Write out all records as given; omit images.

### Task data
☆ ☆ ☆ ☆ ☆
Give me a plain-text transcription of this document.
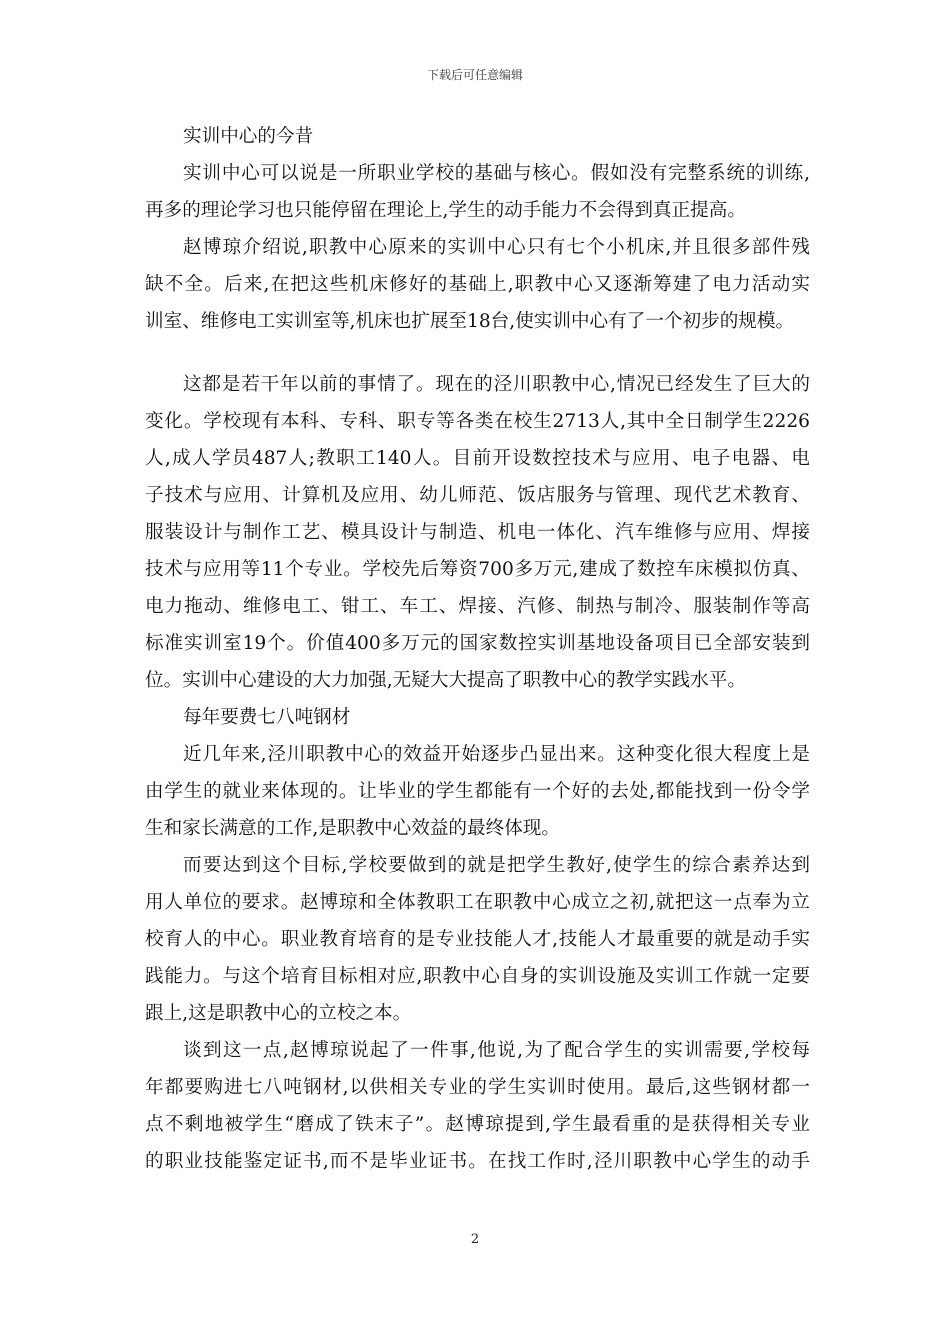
下载后可任意编辑
实训中心的今昔
实训中心可以说是一所职业学校的基础与核心。假如没有完整系统的训练,
再多的理论学习也只能停留在理论上,学生的动手能力不会得到真正提高。
赵博琼介绍说,职教中心原来的实训中心只有七个小机床,并且很多部件残
缺不全。后来,在把这些机床修好的基础上,职教中心又逐渐筹建了电力活动实
训室、维修电工实训室等,机床也扩展至18台,使实训中心有了一个初步的规模。
这都是若干年以前的事情了。现在的泾川职教中心,情况已经发生了巨大的
变化。学校现有本科、专科、职专等各类在校生2713人,其中全日制学生2226
人,成人学员487人;教职工140人。目前开设数控技术与应用、电子电器、电
子技术与应用、计算机及应用、幼儿师范、饭店服务与管理、现代艺术教育、
服装设计与制作工艺、模具设计与制造、机电一体化、汽车维修与应用、焊接
技术与应用等11个专业。学校先后筹资700多万元,建成了数控车床模拟仿真、
电力拖动、维修电工、钳工、车工、焊接、汽修、制热与制冷、服装制作等高
标准实训室19个。价值400多万元的国家数控实训基地设备项目已全部安装到
位。实训中心建设的大力加强,无疑大大提高了职教中心的教学实践水平。
每年要费七八吨钢材
近几年来,泾川职教中心的效益开始逐步凸显出来。这种变化很大程度上是
由学生的就业来体现的。让毕业的学生都能有一个好的去处,都能找到一份令学
生和家长满意的工作,是职教中心效益的最终体现。
而要达到这个目标,学校要做到的就是把学生教好,使学生的综合素养达到
用人单位的要求。赵博琼和全体教职工在职教中心成立之初,就把这一点奉为立
校育人的中心。职业教育培育的是专业技能人才,技能人才最重要的就是动手实
践能力。与这个培育目标相对应,职教中心自身的实训设施及实训工作就一定要
跟上,这是职教中心的立校之本。
谈到这一点,赵博琼说起了一件事,他说,为了配合学生的实训需要,学校每
年都要购进七八吨钢材,以供相关专业的学生实训时使用。最后,这些钢材都一
点不剩地被学生“磨成了铁末子”。赵博琼提到,学生最看重的是获得相关专业
的职业技能鉴定证书,而不是毕业证书。在找工作时,泾川职教中心学生的动手
2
☆ ☆ ☆ ☆ ☆
### Answer to this exercise
Give me a plain-text transcription of this document.
下载后可任意编辑
实训中心的今昔
实训中心可以说是一所职业学校的基础与核心。假如没有完整系统的训练,
再多的理论学习也只能停留在理论上,学生的动手能力不会得到真正提高。
赵博琼介绍说,职教中心原来的实训中心只有七个小机床,并且很多部件残
缺不全。后来,在把这些机床修好的基础上,职教中心又逐渐筹建了电力活动实
训室、维修电工实训室等,机床也扩展至18台,使实训中心有了一个初步的规模。
这都是若干年以前的事情了。现在的泾川职教中心,情况已经发生了巨大的
变化。学校现有本科、专科、职专等各类在校生2713人,其中全日制学生2226
人,成人学员487人;教职工140人。目前开设数控技术与应用、电子电器、电
子技术与应用、计算机及应用、幼儿师范、饭店服务与管理、现代艺术教育、
服装设计与制作工艺、模具设计与制造、机电一体化、汽车维修与应用、焊接
技术与应用等11个专业。学校先后筹资700多万元,建成了数控车床模拟仿真、
电力拖动、维修电工、钳工、车工、焊接、汽修、制热与制冷、服装制作等高
标准实训室19个。价值400多万元的国家数控实训基地设备项目已全部安装到
位。实训中心建设的大力加强,无疑大大提高了职教中心的教学实践水平。
每年要费七八吨钢材
近几年来,泾川职教中心的效益开始逐步凸显出来。这种变化很大程度上是
由学生的就业来体现的。让毕业的学生都能有一个好的去处,都能找到一份令学
生和家长满意的工作,是职教中心效益的最终体现。
而要达到这个目标,学校要做到的就是把学生教好,使学生的综合素养达到
用人单位的要求。赵博琼和全体教职工在职教中心成立之初,就把这一点奉为立
校育人的中心。职业教育培育的是专业技能人才,技能人才最重要的就是动手实
践能力。与这个培育目标相对应,职教中心自身的实训设施及实训工作就一定要
跟上,这是职教中心的立校之本。
谈到这一点,赵博琼说起了一件事,他说,为了配合学生的实训需要,学校每
年都要购进七八吨钢材,以供相关专业的学生实训时使用。最后,这些钢材都一
点不剩地被学生“磨成了铁末子”。赵博琼提到,学生最看重的是获得相关专业
的职业技能鉴定证书,而不是毕业证书。在找工作时,泾川职教中心学生的动手
2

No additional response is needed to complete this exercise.